▶ [CHALLENGE]:
Check each line below for the word "this", and copy those that have it.

┄┄┄┄┄┄┄┄┄┄

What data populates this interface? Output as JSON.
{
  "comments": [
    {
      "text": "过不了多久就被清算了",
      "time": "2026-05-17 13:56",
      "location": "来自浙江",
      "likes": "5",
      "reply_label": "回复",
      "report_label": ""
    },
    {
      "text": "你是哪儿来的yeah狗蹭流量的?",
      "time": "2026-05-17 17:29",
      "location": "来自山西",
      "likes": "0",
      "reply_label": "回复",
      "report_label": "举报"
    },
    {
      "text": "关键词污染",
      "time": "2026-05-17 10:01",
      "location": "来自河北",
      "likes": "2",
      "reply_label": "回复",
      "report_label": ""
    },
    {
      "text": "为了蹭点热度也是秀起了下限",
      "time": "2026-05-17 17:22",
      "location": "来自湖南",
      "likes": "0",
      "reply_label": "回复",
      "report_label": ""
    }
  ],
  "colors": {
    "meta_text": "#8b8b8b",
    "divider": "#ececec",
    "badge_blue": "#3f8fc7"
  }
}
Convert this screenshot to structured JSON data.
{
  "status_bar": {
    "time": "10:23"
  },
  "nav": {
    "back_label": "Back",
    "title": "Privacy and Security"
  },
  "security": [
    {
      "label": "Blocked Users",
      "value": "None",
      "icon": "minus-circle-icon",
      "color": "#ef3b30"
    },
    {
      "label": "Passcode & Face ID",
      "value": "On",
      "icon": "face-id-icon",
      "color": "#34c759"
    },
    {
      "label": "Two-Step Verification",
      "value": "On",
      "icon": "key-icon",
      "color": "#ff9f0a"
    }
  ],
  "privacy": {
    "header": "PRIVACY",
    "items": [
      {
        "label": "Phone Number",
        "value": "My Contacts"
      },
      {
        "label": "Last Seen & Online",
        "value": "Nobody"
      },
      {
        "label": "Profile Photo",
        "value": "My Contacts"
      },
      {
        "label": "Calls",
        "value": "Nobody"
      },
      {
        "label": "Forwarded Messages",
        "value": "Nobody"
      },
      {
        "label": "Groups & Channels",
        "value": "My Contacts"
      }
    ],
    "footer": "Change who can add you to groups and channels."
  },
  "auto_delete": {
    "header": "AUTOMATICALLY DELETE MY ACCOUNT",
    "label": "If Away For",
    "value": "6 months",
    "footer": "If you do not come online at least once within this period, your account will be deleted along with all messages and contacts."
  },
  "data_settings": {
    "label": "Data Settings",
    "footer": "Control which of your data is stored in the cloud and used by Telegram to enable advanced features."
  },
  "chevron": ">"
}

┄┄┄┄┄┄┄┄┄┄

▶ [EXERCISE RESPONSE]:
What data populates this interface? Output as JSON.
Convert this screenshot to structured JSON data.
    "footer": "If you do not come online at least once within this period, your account will be deleted along with all messages and contacts."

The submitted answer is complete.